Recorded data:
— Begin —
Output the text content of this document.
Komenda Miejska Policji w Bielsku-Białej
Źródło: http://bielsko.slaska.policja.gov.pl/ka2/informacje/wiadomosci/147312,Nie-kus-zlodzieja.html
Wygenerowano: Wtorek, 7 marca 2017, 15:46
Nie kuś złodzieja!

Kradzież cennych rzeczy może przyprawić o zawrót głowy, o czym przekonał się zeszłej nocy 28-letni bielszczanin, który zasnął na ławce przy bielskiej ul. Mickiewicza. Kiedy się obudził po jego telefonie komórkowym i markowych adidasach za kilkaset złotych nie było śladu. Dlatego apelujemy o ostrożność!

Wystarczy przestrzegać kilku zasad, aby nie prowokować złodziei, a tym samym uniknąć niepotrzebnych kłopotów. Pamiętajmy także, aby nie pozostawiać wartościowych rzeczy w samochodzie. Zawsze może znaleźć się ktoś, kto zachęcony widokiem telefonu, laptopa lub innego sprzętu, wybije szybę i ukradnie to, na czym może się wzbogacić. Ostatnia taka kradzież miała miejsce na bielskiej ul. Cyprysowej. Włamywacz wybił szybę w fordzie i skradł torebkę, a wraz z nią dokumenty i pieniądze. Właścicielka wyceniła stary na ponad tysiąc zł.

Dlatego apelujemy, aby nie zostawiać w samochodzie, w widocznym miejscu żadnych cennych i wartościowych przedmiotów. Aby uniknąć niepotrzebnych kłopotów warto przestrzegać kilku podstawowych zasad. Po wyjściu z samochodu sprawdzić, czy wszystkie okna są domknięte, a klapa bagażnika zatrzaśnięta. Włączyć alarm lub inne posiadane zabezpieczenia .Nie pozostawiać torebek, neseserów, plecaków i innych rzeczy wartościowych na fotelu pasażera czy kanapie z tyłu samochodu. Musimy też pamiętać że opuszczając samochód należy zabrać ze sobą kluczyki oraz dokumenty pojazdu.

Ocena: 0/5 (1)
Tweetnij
— End —
Task brief:
Write the entire listing out again, word for word.

Task output:
Output the text content of this document.
Komenda Miejska Policji w Bielsku-Białej
Źródło: http://bielsko.slaska.policja.gov.pl/ka2/informacje/wiadomosci/147312,Nie-kus-zlodzieja.html
Wygenerowano: Wtorek, 7 marca 2017, 15:46
Nie kuś złodzieja!

Kradzież cennych rzeczy może przyprawić o zawrót głowy, o czym przekonał się zeszłej nocy 28-letni bielszczanin, który zasnął na ławce przy bielskiej ul. Mickiewicza. Kiedy się obudził po jego telefonie komórkowym i markowych adidasach za kilkaset złotych nie było śladu. Dlatego apelujemy o ostrożność!

Wystarczy przestrzegać kilku zasad, aby nie prowokować złodziei, a tym samym uniknąć niepotrzebnych kłopotów. Pamiętajmy także, aby nie pozostawiać wartościowych rzeczy w samochodzie. Zawsze może znaleźć się ktoś, kto zachęcony widokiem telefonu, laptopa lub innego sprzętu, wybije szybę i ukradnie to, na czym może się wzbogacić. Ostatnia taka kradzież miała miejsce na bielskiej ul. Cyprysowej. Włamywacz wybił szybę w fordzie i skradł torebkę, a wraz z nią dokumenty i pieniądze. Właścicielka wyceniła stary na ponad tysiąc zł.

Dlatego apelujemy, aby nie zostawiać w samochodzie, w widocznym miejscu żadnych cennych i wartościowych przedmiotów. Aby uniknąć niepotrzebnych kłopotów warto przestrzegać kilku podstawowych zasad. Po wyjściu z samochodu sprawdzić, czy wszystkie okna są domknięte, a klapa bagażnika zatrzaśnięta. Włączyć alarm lub inne posiadane zabezpieczenia .Nie pozostawiać torebek, neseserów, plecaków i innych rzeczy wartościowych na fotelu pasażera czy kanapie z tyłu samochodu. Musimy też pamiętać że opuszczając samochód należy zabrać ze sobą kluczyki oraz dokumenty pojazdu.

Ocena: 0/5 (1)
Tweetnij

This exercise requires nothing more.